[Stored records]
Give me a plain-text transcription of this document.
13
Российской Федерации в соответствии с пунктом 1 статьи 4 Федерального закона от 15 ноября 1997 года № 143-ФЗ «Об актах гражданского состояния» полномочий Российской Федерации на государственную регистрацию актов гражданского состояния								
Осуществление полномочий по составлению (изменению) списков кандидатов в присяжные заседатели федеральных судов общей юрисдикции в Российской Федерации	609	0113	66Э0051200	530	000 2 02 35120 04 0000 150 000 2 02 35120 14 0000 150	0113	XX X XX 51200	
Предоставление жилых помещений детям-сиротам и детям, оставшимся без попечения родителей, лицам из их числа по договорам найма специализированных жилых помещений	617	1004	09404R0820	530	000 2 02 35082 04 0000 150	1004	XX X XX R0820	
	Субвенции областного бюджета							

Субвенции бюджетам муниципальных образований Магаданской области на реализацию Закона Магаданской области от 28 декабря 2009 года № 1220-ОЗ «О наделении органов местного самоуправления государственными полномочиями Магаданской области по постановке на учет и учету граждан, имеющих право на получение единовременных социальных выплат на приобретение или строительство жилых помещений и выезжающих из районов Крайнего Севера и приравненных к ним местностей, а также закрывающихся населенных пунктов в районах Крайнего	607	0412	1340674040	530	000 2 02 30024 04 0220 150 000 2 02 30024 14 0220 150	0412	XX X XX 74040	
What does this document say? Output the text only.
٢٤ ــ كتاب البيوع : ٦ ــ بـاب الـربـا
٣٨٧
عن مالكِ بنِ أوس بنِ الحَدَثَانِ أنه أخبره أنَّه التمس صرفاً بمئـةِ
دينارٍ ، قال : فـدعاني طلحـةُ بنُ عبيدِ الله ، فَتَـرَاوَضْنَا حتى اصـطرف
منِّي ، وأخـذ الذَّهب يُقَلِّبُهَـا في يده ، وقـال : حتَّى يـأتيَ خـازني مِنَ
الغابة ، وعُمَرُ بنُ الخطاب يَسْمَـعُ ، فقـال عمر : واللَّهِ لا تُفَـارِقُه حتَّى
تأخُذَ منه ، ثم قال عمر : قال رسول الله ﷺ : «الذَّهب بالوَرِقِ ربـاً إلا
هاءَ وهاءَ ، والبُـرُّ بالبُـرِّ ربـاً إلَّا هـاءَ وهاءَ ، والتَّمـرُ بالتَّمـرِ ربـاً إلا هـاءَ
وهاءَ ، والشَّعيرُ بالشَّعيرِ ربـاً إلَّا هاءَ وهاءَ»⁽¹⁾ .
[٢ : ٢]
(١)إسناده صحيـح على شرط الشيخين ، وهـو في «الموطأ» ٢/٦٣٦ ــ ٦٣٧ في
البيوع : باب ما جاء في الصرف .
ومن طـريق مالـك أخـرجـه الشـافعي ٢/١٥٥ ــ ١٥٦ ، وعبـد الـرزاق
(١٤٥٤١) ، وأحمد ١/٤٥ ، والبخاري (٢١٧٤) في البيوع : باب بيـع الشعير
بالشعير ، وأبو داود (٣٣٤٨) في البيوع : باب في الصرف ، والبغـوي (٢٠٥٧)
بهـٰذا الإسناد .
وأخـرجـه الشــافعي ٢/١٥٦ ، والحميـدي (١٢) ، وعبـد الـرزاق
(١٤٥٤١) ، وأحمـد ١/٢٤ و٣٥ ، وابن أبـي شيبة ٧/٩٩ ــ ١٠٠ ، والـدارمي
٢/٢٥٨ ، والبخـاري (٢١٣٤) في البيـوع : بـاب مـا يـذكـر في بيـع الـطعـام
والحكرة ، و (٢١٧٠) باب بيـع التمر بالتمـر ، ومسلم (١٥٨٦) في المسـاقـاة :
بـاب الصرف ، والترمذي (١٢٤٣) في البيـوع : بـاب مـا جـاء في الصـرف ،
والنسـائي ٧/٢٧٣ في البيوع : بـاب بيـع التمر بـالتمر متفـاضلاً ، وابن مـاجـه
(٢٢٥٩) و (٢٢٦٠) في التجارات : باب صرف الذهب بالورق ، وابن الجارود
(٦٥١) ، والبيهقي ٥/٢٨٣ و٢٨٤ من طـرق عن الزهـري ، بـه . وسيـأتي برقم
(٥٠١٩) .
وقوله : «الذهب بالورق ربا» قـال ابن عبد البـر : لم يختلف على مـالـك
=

* **What to produce**: Extract every entry above as it appears.

* **Full response**:
Give me a plain-text transcription of this document.
13
Российской Федерации в соответствии с пунктом 1 статьи 4 Федерального закона от 15 ноября 1997 года № 143-ФЗ «Об актах гражданского состояния» полномочий Российской Федерации на государственную регистрацию актов гражданского состояния								
Осуществление полномочий по составлению (изменению) списков кандидатов в присяжные заседатели федеральных судов общей юрисдикции в Российской Федерации	609	0113	66Э0051200	530	000 2 02 35120 04 0000 150 000 2 02 35120 14 0000 150	0113	XX X XX 51200	
Предоставление жилых помещений детям-сиротам и детям, оставшимся без попечения родителей, лицам из их числа по договорам найма специализированных жилых помещений	617	1004	09404R0820	530	000 2 02 35082 04 0000 150	1004	XX X XX R0820	
	Субвенции областного бюджета							

Субвенции бюджетам муниципальных образований Магаданской области на реализацию Закона Магаданской области от 28 декабря 2009 года № 1220-ОЗ «О наделении органов местного самоуправления государственными полномочиями Магаданской области по постановке на учет и учету граждан, имеющих право на получение единовременных социальных выплат на приобретение или строительство жилых помещений и выезжающих из районов Крайнего Севера и приравненных к ним местностей, а также закрывающихся населенных пунктов в районах Крайнего	607	0412	1340674040	530	000 2 02 30024 04 0220 150 000 2 02 30024 14 0220 150	0412	XX X XX 74040	
What does this document say? Output the text only.
٢٤ ــ كتاب البيوع : ٦ ــ بـاب الـربـا
٣٨٧
عن مالكِ بنِ أوس بنِ الحَدَثَانِ أنه أخبره أنَّه التمس صرفاً بمئـةِ
دينارٍ ، قال : فـدعاني طلحـةُ بنُ عبيدِ الله ، فَتَـرَاوَضْنَا حتى اصـطرف
منِّي ، وأخـذ الذَّهب يُقَلِّبُهَـا في يده ، وقـال : حتَّى يـأتيَ خـازني مِنَ
الغابة ، وعُمَرُ بنُ الخطاب يَسْمَـعُ ، فقـال عمر : واللَّهِ لا تُفَـارِقُه حتَّى
تأخُذَ منه ، ثم قال عمر : قال رسول الله ﷺ : «الذَّهب بالوَرِقِ ربـاً إلا
هاءَ وهاءَ ، والبُـرُّ بالبُـرِّ ربـاً إلَّا هـاءَ وهاءَ ، والتَّمـرُ بالتَّمـرِ ربـاً إلا هـاءَ
وهاءَ ، والشَّعيرُ بالشَّعيرِ ربـاً إلَّا هاءَ وهاءَ»⁽¹⁾ .
[٢ : ٢]
(١)إسناده صحيـح على شرط الشيخين ، وهـو في «الموطأ» ٢/٦٣٦ ــ ٦٣٧ في
البيوع : باب ما جاء في الصرف .
ومن طـريق مالـك أخـرجـه الشـافعي ٢/١٥٥ ــ ١٥٦ ، وعبـد الـرزاق
(١٤٥٤١) ، وأحمد ١/٤٥ ، والبخاري (٢١٧٤) في البيوع : باب بيـع الشعير
بالشعير ، وأبو داود (٣٣٤٨) في البيوع : باب في الصرف ، والبغـوي (٢٠٥٧)
بهـٰذا الإسناد .
وأخـرجـه الشــافعي ٢/١٥٦ ، والحميـدي (١٢) ، وعبـد الـرزاق
(١٤٥٤١) ، وأحمـد ١/٢٤ و٣٥ ، وابن أبـي شيبة ٧/٩٩ ــ ١٠٠ ، والـدارمي
٢/٢٥٨ ، والبخـاري (٢١٣٤) في البيـوع : بـاب مـا يـذكـر في بيـع الـطعـام
والحكرة ، و (٢١٧٠) باب بيـع التمر بالتمـر ، ومسلم (١٥٨٦) في المسـاقـاة :
بـاب الصرف ، والترمذي (١٢٤٣) في البيـوع : بـاب مـا جـاء في الصـرف ،
والنسـائي ٧/٢٧٣ في البيوع : بـاب بيـع التمر بـالتمر متفـاضلاً ، وابن مـاجـه
(٢٢٥٩) و (٢٢٦٠) في التجارات : باب صرف الذهب بالورق ، وابن الجارود
(٦٥١) ، والبيهقي ٥/٢٨٣ و٢٨٤ من طـرق عن الزهـري ، بـه . وسيـأتي برقم
(٥٠١٩) .
وقوله : «الذهب بالورق ربا» قـال ابن عبد البـر : لم يختلف على مـالـك
=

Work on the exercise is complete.